Records about charts and figures:

# # # # #

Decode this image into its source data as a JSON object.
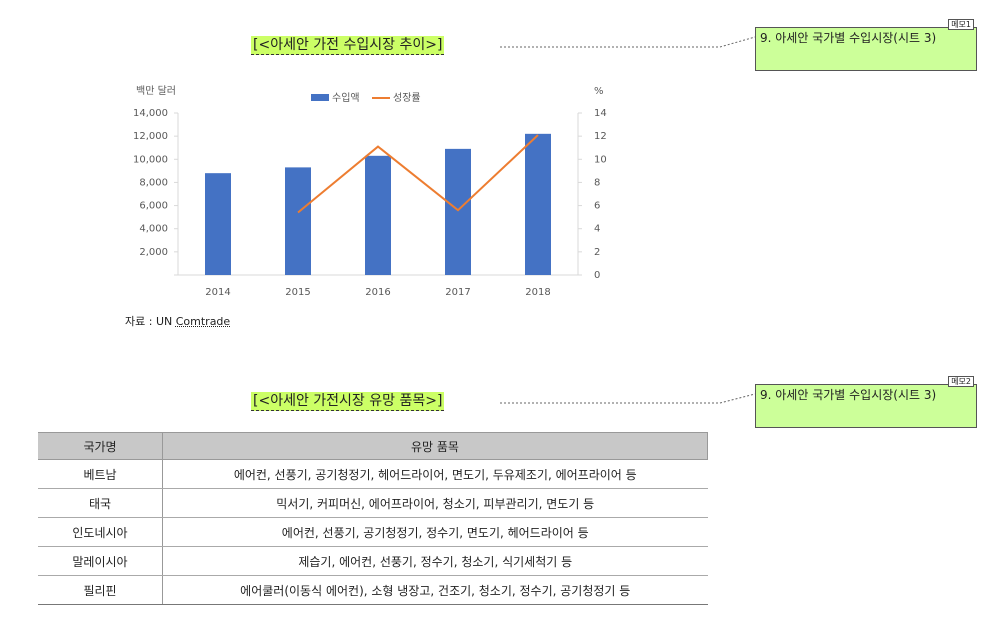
{
  "chart_section": {
    "title": "[<아세안 가전 수입시장 추이>]",
    "source_label": "자료 : UN",
    "source_name": "Comtrade"
  },
  "table_section": {
    "title": "[<아세안 가전시장 유망 품목>]",
    "headers": [
      "국가명",
      "유망 품목"
    ],
    "rows": [
      {
        "country": "베트남",
        "items": "에어컨, 선풍기, 공기청정기, 헤어드라이어, 면도기, 두유제조기, 에어프라이어 등"
      },
      {
        "country": "태국",
        "items": "믹서기, 커피머신, 에어프라이어, 청소기, 피부관리기, 면도기 등"
      },
      {
        "country": "인도네시아",
        "items": "에어컨, 선풍기, 공기청정기, 정수기, 면도기, 헤어드라이어 등"
      },
      {
        "country": "말레이시아",
        "items": "제습기, 에어컨, 선풍기, 정수기, 청소기, 식기세척기 등"
      },
      {
        "country": "필리핀",
        "items": "에어쿨러(이동식 에어컨), 소형 냉장고, 건조기, 청소기, 정수기, 공기청정기 등"
      }
    ]
  },
  "memos": [
    {
      "tag": "메모1",
      "text": "9. 아세안 국가별 수입시장(시트 3)"
    },
    {
      "tag": "메모2",
      "text": "9. 아세안 국가별 수입시장(시트 3)"
    }
  ],
  "chart_data": {
    "type": "bar",
    "categories": [
      "2014",
      "2015",
      "2016",
      "2017",
      "2018"
    ],
    "series": [
      {
        "name": "수입액",
        "kind": "bar",
        "axis": "left",
        "color": "#4472c4",
        "values": [
          8800,
          9300,
          10300,
          10900,
          12200
        ]
      },
      {
        "name": "성장률",
        "kind": "line",
        "axis": "right",
        "color": "#ed7d31",
        "values": [
          null,
          5.4,
          11.1,
          5.6,
          12.1
        ]
      }
    ],
    "ylabel_left": "백만 달러",
    "ylabel_right": "%",
    "ylim_left": [
      0,
      14000
    ],
    "yticks_left": [
      "",
      "2,000",
      "4,000",
      "6,000",
      "8,000",
      "10,000",
      "12,000",
      "14,000"
    ],
    "ylim_right": [
      0,
      14
    ],
    "yticks_right": [
      "0",
      "2",
      "4",
      "6",
      "8",
      "10",
      "12",
      "14"
    ],
    "legend_position": "top",
    "grid": false
  }
}
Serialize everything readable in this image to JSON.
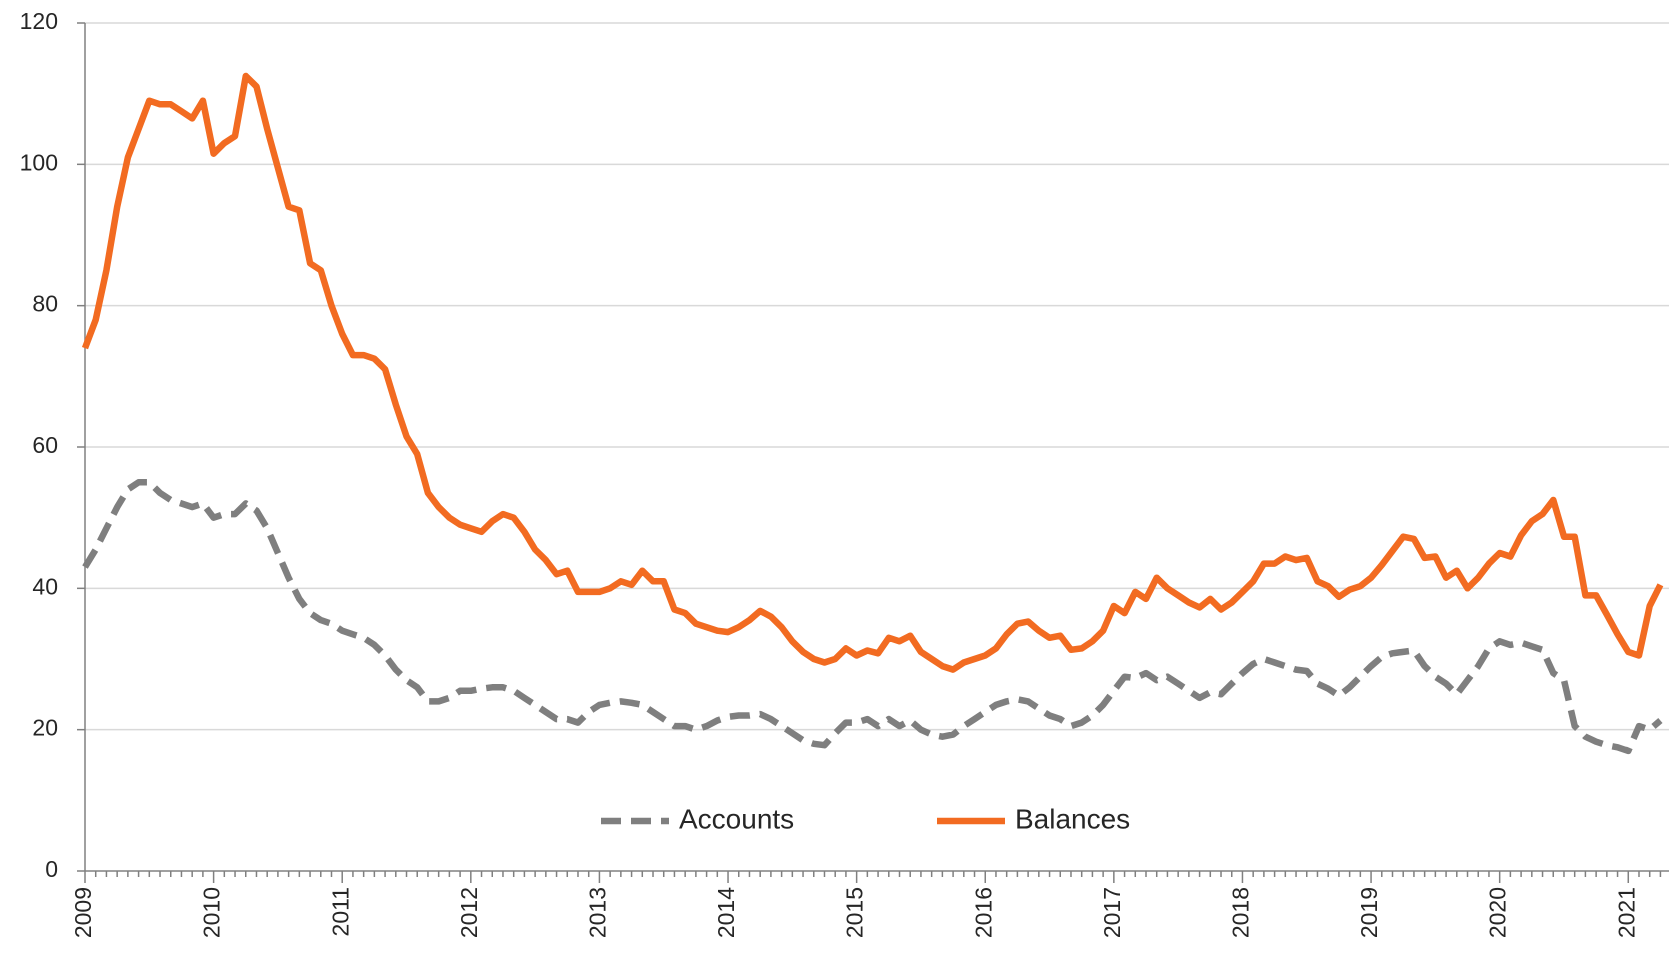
{
  "chart_data": {
    "type": "line",
    "categories": [
      "2009",
      null,
      null,
      null,
      null,
      null,
      null,
      null,
      null,
      null,
      null,
      null,
      "2010",
      null,
      null,
      null,
      null,
      null,
      null,
      null,
      null,
      null,
      null,
      null,
      "2011",
      null,
      null,
      null,
      null,
      null,
      null,
      null,
      null,
      null,
      null,
      null,
      "2012",
      null,
      null,
      null,
      null,
      null,
      null,
      null,
      null,
      null,
      null,
      null,
      "2013",
      null,
      null,
      null,
      null,
      null,
      null,
      null,
      null,
      null,
      null,
      null,
      "2014",
      null,
      null,
      null,
      null,
      null,
      null,
      null,
      null,
      null,
      null,
      null,
      "2015",
      null,
      null,
      null,
      null,
      null,
      null,
      null,
      null,
      null,
      null,
      null,
      "2016",
      null,
      null,
      null,
      null,
      null,
      null,
      null,
      null,
      null,
      null,
      null,
      "2017",
      null,
      null,
      null,
      null,
      null,
      null,
      null,
      null,
      null,
      null,
      null,
      "2018",
      null,
      null,
      null,
      null,
      null,
      null,
      null,
      null,
      null,
      null,
      null,
      "2019",
      null,
      null,
      null,
      null,
      null,
      null,
      null,
      null,
      null,
      null,
      null,
      "2020",
      null,
      null,
      null,
      null,
      null,
      null,
      null,
      null,
      null,
      null,
      null,
      "2021",
      null,
      null,
      null
    ],
    "series": [
      {
        "name": "Accounts",
        "color": "#7f7f7f",
        "dash": true,
        "values": [
          43,
          45.5,
          48.5,
          51.5,
          54,
          55,
          55,
          53.5,
          52.5,
          52,
          51.5,
          52,
          50,
          50.5,
          50.5,
          52,
          51,
          48.5,
          45,
          41.5,
          38.5,
          36.5,
          35.5,
          35,
          34,
          33.5,
          33,
          32,
          30.5,
          28.5,
          27,
          26,
          24,
          24,
          24.5,
          25.5,
          25.5,
          25.8,
          26,
          26,
          25.5,
          24.5,
          23.5,
          22.5,
          21.5,
          21.5,
          21,
          22.5,
          23.5,
          23.8,
          24,
          23.8,
          23.5,
          22.5,
          21.5,
          20.5,
          20.5,
          20,
          20.5,
          21.3,
          21.8,
          22,
          22,
          22.2,
          21.5,
          20.5,
          19.5,
          18.5,
          18,
          17.8,
          19.5,
          21,
          21,
          21.5,
          20.5,
          21.5,
          20.5,
          21.3,
          20,
          19.3,
          19,
          19.3,
          20.5,
          21.5,
          22.5,
          23.5,
          24,
          24.3,
          24,
          23,
          22,
          21.5,
          20.5,
          21,
          22,
          23.5,
          25.5,
          27.5,
          27.3,
          28,
          27,
          27.5,
          26.5,
          25.5,
          24.5,
          25.3,
          25,
          26.5,
          28,
          29.3,
          30,
          29.5,
          29,
          28.5,
          28.3,
          26.5,
          25.8,
          24.8,
          26,
          27.5,
          29,
          30.3,
          30.8,
          31,
          31.2,
          29,
          27.5,
          26.5,
          25,
          27,
          29,
          31.5,
          32.5,
          32,
          32.3,
          31.8,
          31.3,
          28,
          27,
          20.5,
          19,
          18.3,
          17.8,
          17.5,
          17,
          20.5,
          20,
          21.3
        ]
      },
      {
        "name": "Balances",
        "color": "#f26b21",
        "dash": false,
        "values": [
          74,
          78,
          85,
          94,
          101,
          105,
          109,
          108.5,
          108.5,
          107.5,
          106.5,
          109,
          101.5,
          103,
          104,
          112.5,
          111,
          105,
          99.5,
          94,
          93.5,
          86,
          85,
          80,
          76,
          73,
          73,
          72.5,
          71,
          66,
          61.5,
          59,
          53.5,
          51.5,
          50,
          49,
          48.5,
          48,
          49.5,
          50.5,
          50,
          48,
          45.5,
          44,
          42,
          42.5,
          39.5,
          39.5,
          39.5,
          40,
          41,
          40.5,
          42.5,
          41,
          41,
          37,
          36.5,
          35,
          34.5,
          34,
          33.8,
          34.5,
          35.5,
          36.8,
          36,
          34.5,
          32.5,
          31,
          30,
          29.5,
          30,
          31.5,
          30.5,
          31.2,
          30.8,
          33,
          32.5,
          33.3,
          31,
          30,
          29,
          28.5,
          29.5,
          30,
          30.5,
          31.5,
          33.5,
          35,
          35.3,
          34,
          33,
          33.3,
          31.3,
          31.5,
          32.5,
          34,
          37.5,
          36.5,
          39.5,
          38.5,
          41.5,
          40,
          39,
          38,
          37.3,
          38.5,
          37,
          38,
          39.5,
          41,
          43.5,
          43.5,
          44.5,
          44,
          44.3,
          41,
          40.3,
          38.8,
          39.8,
          40.3,
          41.5,
          43.3,
          45.3,
          47.3,
          47,
          44.3,
          44.5,
          41.5,
          42.5,
          40,
          41.5,
          43.5,
          45,
          44.5,
          47.5,
          49.5,
          50.5,
          52.5,
          47.3,
          47.3,
          39,
          39,
          36.3,
          33.5,
          31,
          30.5,
          37.5,
          40.5
        ]
      }
    ],
    "ylim": [
      0,
      120
    ],
    "yticks": [
      0,
      20,
      40,
      60,
      80,
      100,
      120
    ],
    "grid": true,
    "legend": "bottom"
  }
}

# # # # #

§ **Your goal**:
Tell how many lines include "color". The number is the whole answer.

§ **Written response**:
4